A ce propos justement, de nombreuses anomalies caractérisent cet appel d’offres national et international et s’inscrivent en porte-à-faux avec la politique engagée par le gouvernement, notamment la réduction de la facture à l’importation et favoriser la production locale. C’est tout le contraire qui s’est passé à travers cet appel d’offres tant attendu où de nouveaux fournisseurs étrangers avec de nouveaux produits et des médicaments fabriqués localement ont été carrément exclus. Les exemples sont nombreux. 

Sur 14 produits disponibles localement pour la classe oncologie, dont six produits du groupe Saidal, deux seulement ont été attribués aux producteurs locaux, soit Saidal et Hikma. Les 12 restant sont octroyés à l’importation et d’autres sont infructueux. Ces molécules font partie de la liste des 38 molécules qui étaient importées puis transférées vers la fabrication locale. A travers ce transfert, l’on estime une économie prévisionnelle de 50 millions de dollars, soit 50% de la facture à l’importation. Un autre médicament utilisé en hématologie et fabriqué localement par le groupe Saidal est, par contre, revenu à l’importation et partagé entre deux multinationales.

--- Marche à suivre ---
Prolongez le texte consacré à l'appel d'offres de médicaments en reprenant juste après sa dernière phrase.

--- Données étudiées ---
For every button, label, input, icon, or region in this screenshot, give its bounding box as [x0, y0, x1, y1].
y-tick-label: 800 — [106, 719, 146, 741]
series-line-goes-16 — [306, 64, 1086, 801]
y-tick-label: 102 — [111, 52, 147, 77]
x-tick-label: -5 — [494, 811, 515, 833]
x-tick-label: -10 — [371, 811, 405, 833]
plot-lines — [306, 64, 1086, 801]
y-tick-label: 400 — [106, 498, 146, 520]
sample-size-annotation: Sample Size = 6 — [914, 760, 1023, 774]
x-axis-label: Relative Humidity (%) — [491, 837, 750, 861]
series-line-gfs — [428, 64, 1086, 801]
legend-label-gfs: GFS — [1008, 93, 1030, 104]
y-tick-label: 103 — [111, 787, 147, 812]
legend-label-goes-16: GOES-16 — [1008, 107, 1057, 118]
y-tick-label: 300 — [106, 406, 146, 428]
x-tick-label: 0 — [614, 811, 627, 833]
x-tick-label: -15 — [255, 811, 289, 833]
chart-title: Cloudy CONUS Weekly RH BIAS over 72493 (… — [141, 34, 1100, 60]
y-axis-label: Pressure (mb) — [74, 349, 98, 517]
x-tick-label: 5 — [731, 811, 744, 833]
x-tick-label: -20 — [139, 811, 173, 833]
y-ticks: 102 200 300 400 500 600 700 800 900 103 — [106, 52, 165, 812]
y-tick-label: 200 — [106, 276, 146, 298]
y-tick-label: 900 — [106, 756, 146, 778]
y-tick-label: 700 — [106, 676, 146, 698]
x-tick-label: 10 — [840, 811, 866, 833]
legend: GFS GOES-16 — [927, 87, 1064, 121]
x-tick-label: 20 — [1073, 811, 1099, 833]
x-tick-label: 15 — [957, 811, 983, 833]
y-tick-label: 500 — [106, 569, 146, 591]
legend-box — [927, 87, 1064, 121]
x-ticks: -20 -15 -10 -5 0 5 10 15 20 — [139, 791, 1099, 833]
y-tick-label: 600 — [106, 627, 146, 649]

--- Réponse proposée ---
Interrogations

L’exemple le plus édifiant et qui suscite des interrogations est l’infructuosité des 27 biosimilaires des différentes classes thérapeutique dont la plus importante est l’oncologie. Une catégorie de produits importante pour la PCH, que ce soit au plan financier ou thérapeutique, mais qu’elle a carrément évincée et ne garder aucun fournisseur, même le plus ancien. Pourtant, sur ces produits précis, quatre à cinq fournisseurs ont soumissionné pour chaque DCI dans cet appel d’offres alors que par le passé, la PCH attribuait le marché même avec un seul ou deux fournisseurs. 

Pour des produits tels que les dérivés plasmatiques indiqués dans le traitement de l’hémophilie A et B, qui connaissent une tension mondiale en approvisionnement, la PCH a décidé d’attribuer le marché qu’à un seul fournisseur. Pis encore, le Natalizumab, indiqué dans le traitement de la sclérose en plaque (SEP), disponible en quantité suffisante chez l’unique fournisseur en Algérie et actuellement en rupture dans les hôpitaux, a été déclaré infructueux. C’est également le cas pour le lait spécial nouveau-nés atteints de la maladie rare la phenylcétonurie, qui est d’ailleurs sous tension.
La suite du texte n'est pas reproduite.